*Work instructions*
Decide whether each statement agrees with the Dodgers article below, and answer yes or no, quoting the words from the article that settle it. 1. Lowe was pitching on three days' rest. 2. Lowe was taken out after six innings. 3. Both home runs that erased the lead came in the eighth.

*Text*
=====

LOS ANGELES – When it was done and he hadn't thrown a pitch for four innings, and his Los Angeles Dodgers were pushed near the end of their season and he the end of his tenure here, Derek Lowe said – insisted, really – that he could have played on.

The Dodgers all but ran out of pitching Monday night in a nine-inning game, in Game 4 of the National League Championship Series against the Philadelphia Phillies, which would have been enough to live with by itself, except Joe Torre and his pitching coach, Rick Honeycutt, took the ball from their undisputed horse and ace after five innings and 74 pitches.

A very reliable bullpen broke down. A winnable game was lost. A competitive series was knocked sideways.

And the guy everybody agrees is a hardball warrior, especially in October, was pulled from the field long before he was spent.

There were factors. Lowe was pitching on three days' rest. He'd had a single clean inning. He had to go to the bathroom.

Now the Dodgers need to win three consecutive games, two of them in a ballpark they haven't won in all season.

"No, I was fine," Lowe said later. "I came down the stairs, went to the men's room, came back up and they said that is it. That's all I can really give you. I wish I had more."

When he sat down, the Dodgers led 3-2. Before he'd cooled off, the score was tied 3-3. And when he was back in the clubhouse, iced and reclined, he watched a two-run lead disappear beneath two home runs, both in the eighth, when Torre and Honeycutt were at the end of their bullpen.

=====

*Entries provided*
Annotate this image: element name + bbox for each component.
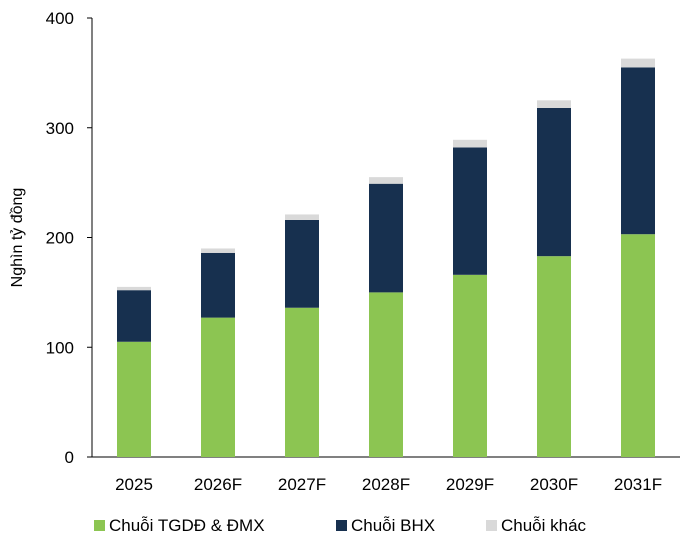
- bar-segment-other-2026F: [201, 248, 235, 253]
- y-tick-label: 400: [46, 9, 74, 28]
- bar-segment-other-2027F: [285, 214, 319, 220]
- bar-segment-bhx-2031F: [621, 67, 655, 235]
- bar-segment-tgdd-dmx-2029F: [453, 274, 487, 457]
- x-axis-ticks: 2025 2026F 2027F 2028F 2029F 2030F 2031F: [115, 475, 662, 494]
- bar-segment-other-2030F: [537, 100, 571, 108]
- legend: Chuỗi TGDĐ & ĐMX Chuỗi BHX Chuỗi khác: [94, 516, 587, 535]
- y-axis-title: Nghìn tỷ đồng: [9, 188, 26, 288]
- x-tick-label: 2031F: [614, 475, 662, 494]
- x-tick-label: 2028F: [362, 475, 410, 494]
- x-tick-label: 2025: [115, 475, 153, 494]
- x-tick-label: 2029F: [446, 475, 494, 494]
- legend-label: Chuỗi BHX: [351, 516, 435, 535]
- legend-label: Chuỗi khác: [501, 516, 587, 535]
- bar-segment-tgdd-dmx-2028F: [369, 292, 403, 457]
- bar-segment-other-2025: [117, 286, 151, 291]
- bar-segment-bhx-2028F: [369, 183, 403, 293]
- bars: [117, 58, 655, 457]
- x-tick-label: 2030F: [530, 475, 578, 494]
- legend-swatch: [94, 520, 105, 531]
- bar-segment-bhx-2027F: [285, 219, 319, 308]
- legend-swatch: [486, 520, 497, 531]
- bar-segment-tgdd-dmx-2031F: [621, 234, 655, 457]
- bar-segment-other-2028F: [369, 177, 403, 184]
- y-tick-label: 100: [46, 338, 74, 357]
- bar-segment-tgdd-dmx-2026F: [201, 317, 235, 457]
- bar-segment-tgdd-dmx-2030F: [537, 256, 571, 457]
- bar-segment-tgdd-dmx-2027F: [285, 307, 319, 457]
- x-tick-label: 2026F: [194, 475, 242, 494]
- y-tick-label: 200: [46, 229, 74, 248]
- y-axis-ticks: 0 100 200 300 400: [46, 9, 92, 467]
- bar-segment-tgdd-dmx-2025: [117, 341, 151, 457]
- y-tick-label: 0: [65, 448, 74, 467]
- bar-segment-bhx-2029F: [453, 147, 487, 275]
- bar-segment-bhx-2025: [117, 290, 151, 342]
- legend-label: Chuỗi TGDĐ & ĐMX: [109, 516, 265, 535]
- bar-segment-bhx-2030F: [537, 107, 571, 257]
- bar-segment-other-2031F: [621, 58, 655, 68]
- x-tick-label: 2027F: [278, 475, 326, 494]
- bar-segment-other-2029F: [453, 139, 487, 148]
- bar-segment-bhx-2026F: [201, 252, 235, 318]
- y-tick-label: 300: [46, 119, 74, 138]
- legend-swatch: [336, 520, 347, 531]
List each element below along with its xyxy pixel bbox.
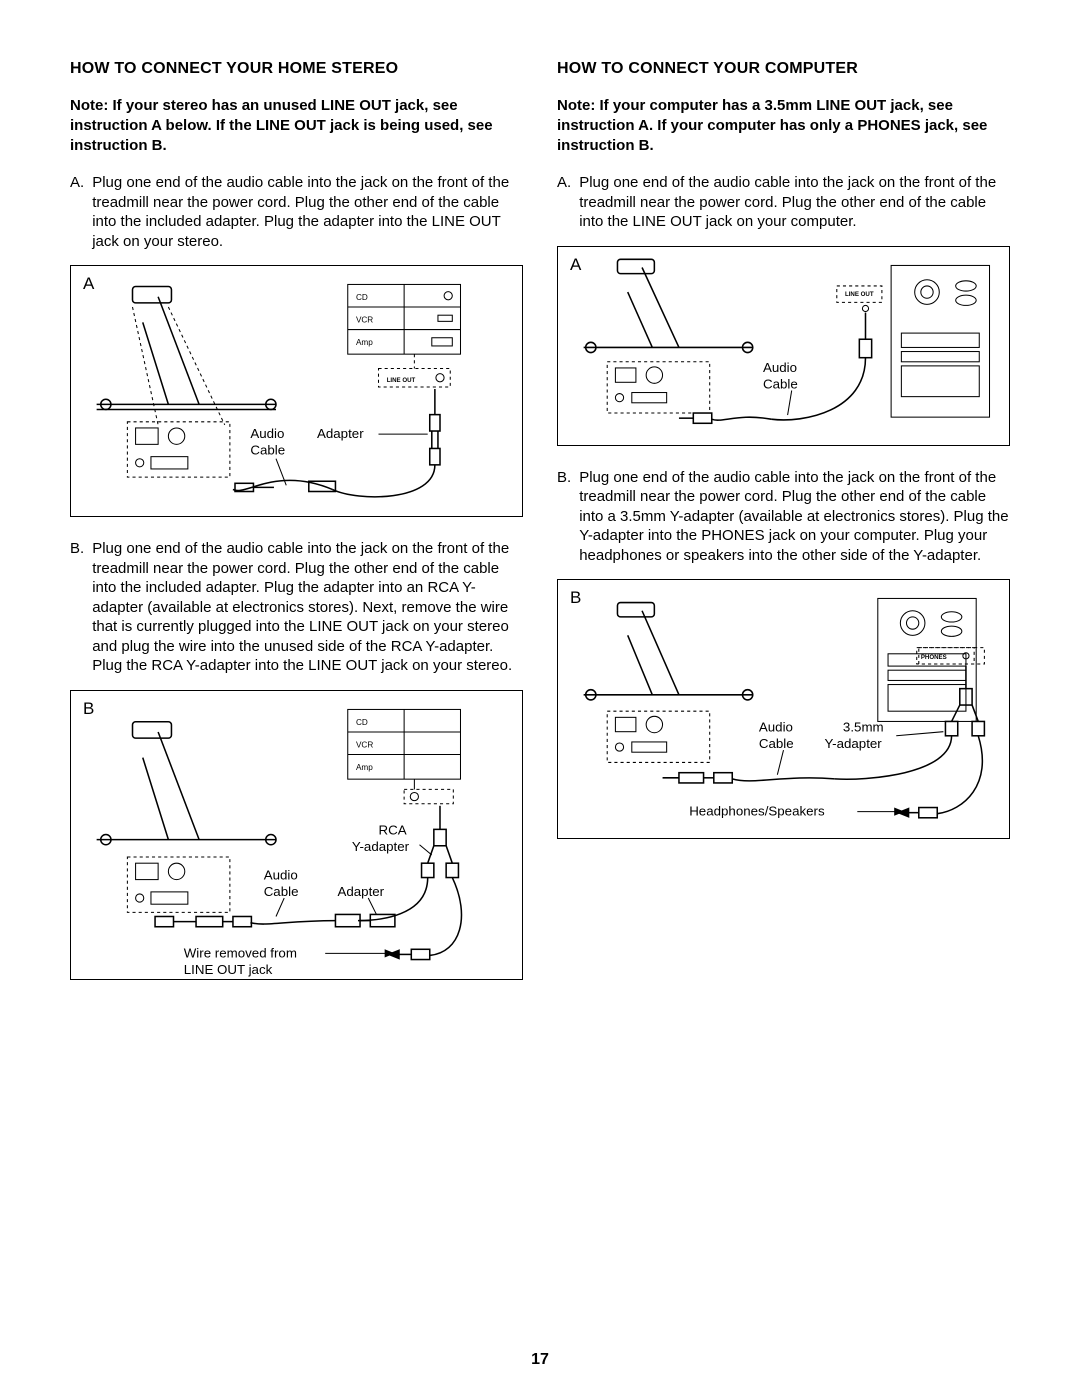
hp-label: Headphones/Speakers (689, 804, 825, 819)
step-text: Plug one end of the audio cable into the… (579, 173, 1010, 232)
step-label: A. (557, 173, 571, 232)
lineout-label: LINE OUT (845, 291, 874, 298)
figure-computer-b: B (557, 579, 1010, 839)
right-step-a: A. Plug one end of the audio cable into … (557, 173, 1010, 232)
left-heading: HOW TO CONNECT YOUR HOME STEREO (70, 60, 523, 78)
cd-label: CD (356, 293, 368, 302)
audio-label: Audio (250, 427, 284, 442)
mm-label: 3.5mm (843, 720, 884, 735)
amp-label: Amp (356, 763, 373, 772)
step-text: Plug one end of the audio cable into the… (92, 173, 523, 251)
figure-stereo-a: A (70, 265, 523, 517)
audio-label: Audio (763, 360, 797, 375)
cable-label: Cable (759, 736, 794, 751)
adapter-label: Adapter (317, 427, 364, 442)
manual-page: HOW TO CONNECT YOUR HOME STEREO Note: If… (0, 0, 1080, 1397)
figure-computer-a: A (557, 246, 1010, 446)
left-note: Note: If your stereo has an unused LINE … (70, 96, 523, 155)
phones-label: PHONES (921, 654, 947, 661)
cd-label: CD (356, 718, 368, 727)
left-step-a: A. Plug one end of the audio cable into … (70, 173, 523, 251)
two-columns: HOW TO CONNECT YOUR HOME STEREO Note: If… (70, 60, 1010, 1002)
figure-letter: B (570, 588, 581, 608)
lineout-label: LINE OUT (387, 377, 416, 384)
right-note: Note: If your computer has a 3.5mm LINE … (557, 96, 1010, 155)
rca-label: RCA (378, 822, 406, 837)
step-label: B. (557, 468, 571, 566)
step-label: B. (70, 539, 84, 676)
step-label: A. (70, 173, 84, 251)
right-step-b: B. Plug one end of the audio cable into … (557, 468, 1010, 566)
audio-label: Audio (759, 720, 793, 735)
wire-removed-label: Wire removed from (184, 945, 297, 960)
right-heading: HOW TO CONNECT YOUR COMPUTER (557, 60, 1010, 78)
right-column: HOW TO CONNECT YOUR COMPUTER Note: If yo… (557, 60, 1010, 1002)
adapter-label: Adapter (337, 884, 384, 899)
yadapter-label: Y-adapter (352, 839, 410, 854)
left-step-b: B. Plug one end of the audio cable into … (70, 539, 523, 676)
vcr-label: VCR (356, 740, 373, 749)
vcr-label: VCR (356, 316, 373, 325)
figure-letter: A (83, 274, 94, 294)
figure-letter: B (83, 699, 94, 719)
cable-label: Cable (763, 376, 798, 391)
cable-label: Cable (250, 443, 285, 458)
figure-stereo-b: B (70, 690, 523, 980)
yadapter-label: Y-adapter (824, 736, 882, 751)
audio-label: Audio (264, 867, 298, 882)
amp-label: Amp (356, 338, 373, 347)
lineout-jack-label: LINE OUT jack (184, 962, 273, 977)
page-number: 17 (0, 1351, 1080, 1369)
left-column: HOW TO CONNECT YOUR HOME STEREO Note: If… (70, 60, 523, 1002)
cable-label: Cable (264, 884, 299, 899)
step-text: Plug one end of the audio cable into the… (92, 539, 523, 676)
step-text: Plug one end of the audio cable into the… (579, 468, 1010, 566)
figure-letter: A (570, 255, 581, 275)
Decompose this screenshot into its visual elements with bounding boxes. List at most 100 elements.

=====

*Reply*
1. Yes: "Lowe was pitching on three days' rest."
2. No: "after five innings and 74 pitches."
3. Yes: "two home runs, both in the eighth"